- **Aim of the exercise**
Repeat the material verbatim. Images are excluded from the copy.
* Begin Input data *
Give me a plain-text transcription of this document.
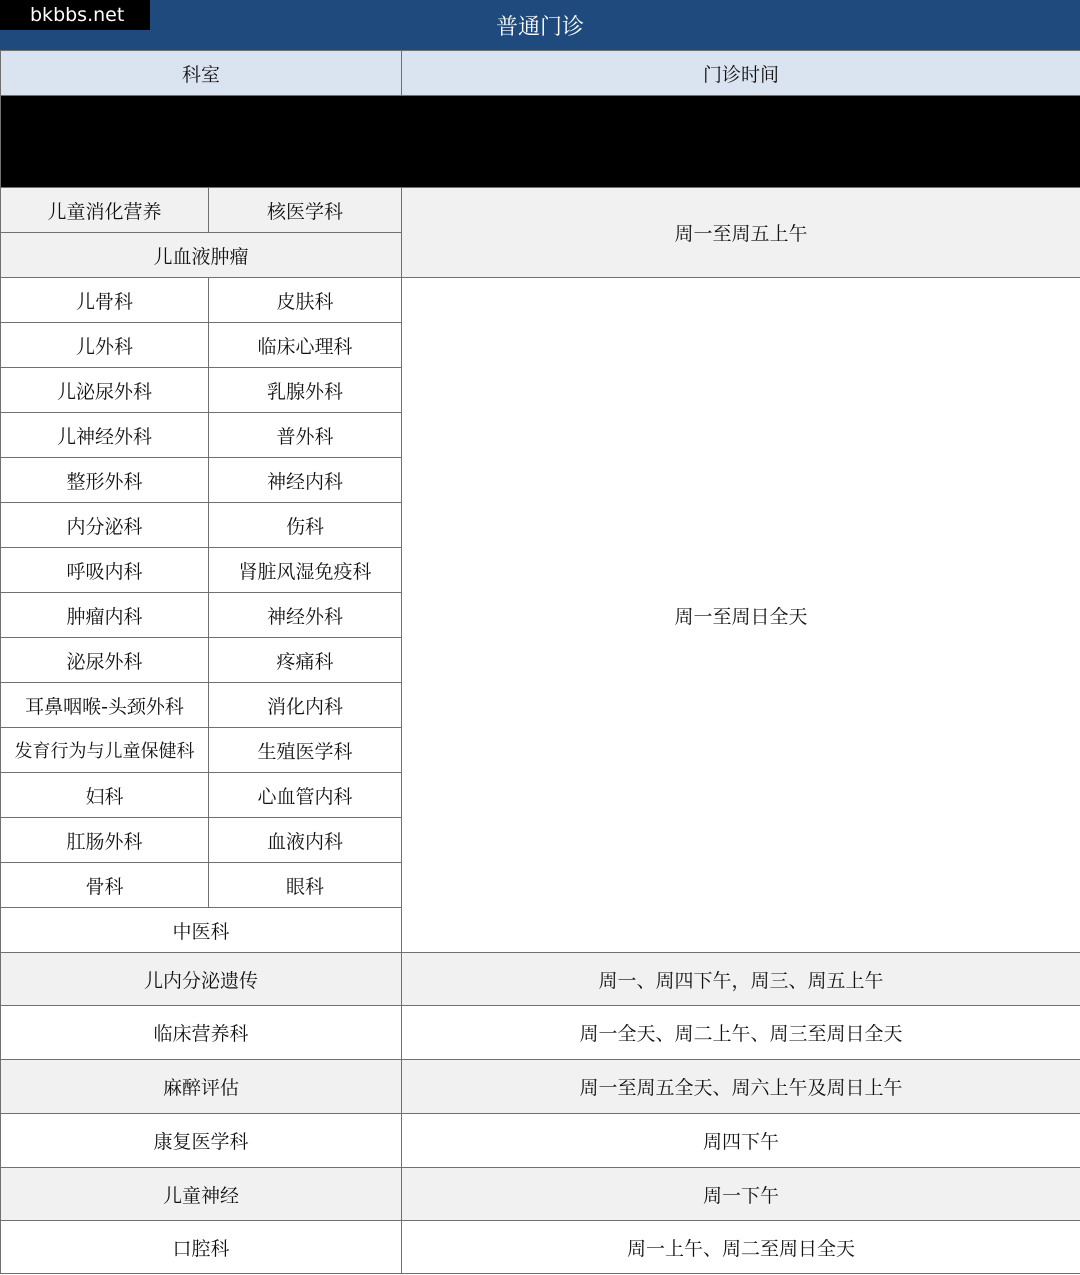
普通门诊
bkbbs.net
科室		门诊时间

儿童消化营养	核医学科	周一至周五上午
儿血液肿瘤		
儿骨科	皮肤科	周一至周日全天
儿外科	临床心理科	
儿泌尿外科	乳腺外科	
儿神经外科	普外科	
整形外科	神经内科	
内分泌科	伤科	
呼吸内科	肾脏风湿免疫科	
肿瘤内科	神经外科	
泌尿外科	疼痛科	
耳鼻咽喉-头颈外科	消化内科	
发育行为与儿童保健科	生殖医学科	
妇科	心血管内科	
肛肠外科	血液内科	
骨科	眼科	
中医科		
儿内分泌遗传		周一、周四下午，周三、周五上午
临床营养科		周一全天、周二上午、周三至周日全天
麻醉评估		周一至周五全天、周六上午及周日上午
康复医学科		周四下午
儿童神经		周一下午
口腔科		周一上午、周二至周日全天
* End Input data *
- **Solution**
Give me a plain-text transcription of this document.
普通门诊
bkbbs.net
科室		门诊时间

儿童消化营养	核医学科	周一至周五上午
儿血液肿瘤		
儿骨科	皮肤科	周一至周日全天
儿外科	临床心理科	
儿泌尿外科	乳腺外科	
儿神经外科	普外科	
整形外科	神经内科	
内分泌科	伤科	
呼吸内科	肾脏风湿免疫科	
肿瘤内科	神经外科	
泌尿外科	疼痛科	
耳鼻咽喉-头颈外科	消化内科	
发育行为与儿童保健科	生殖医学科	
妇科	心血管内科	
肛肠外科	血液内科	
骨科	眼科	
中医科		
儿内分泌遗传		周一、周四下午，周三、周五上午
临床营养科		周一全天、周二上午、周三至周日全天
麻醉评估		周一至周五全天、周六上午及周日上午
康复医学科		周四下午
儿童神经		周一下午
口腔科		周一上午、周二至周日全天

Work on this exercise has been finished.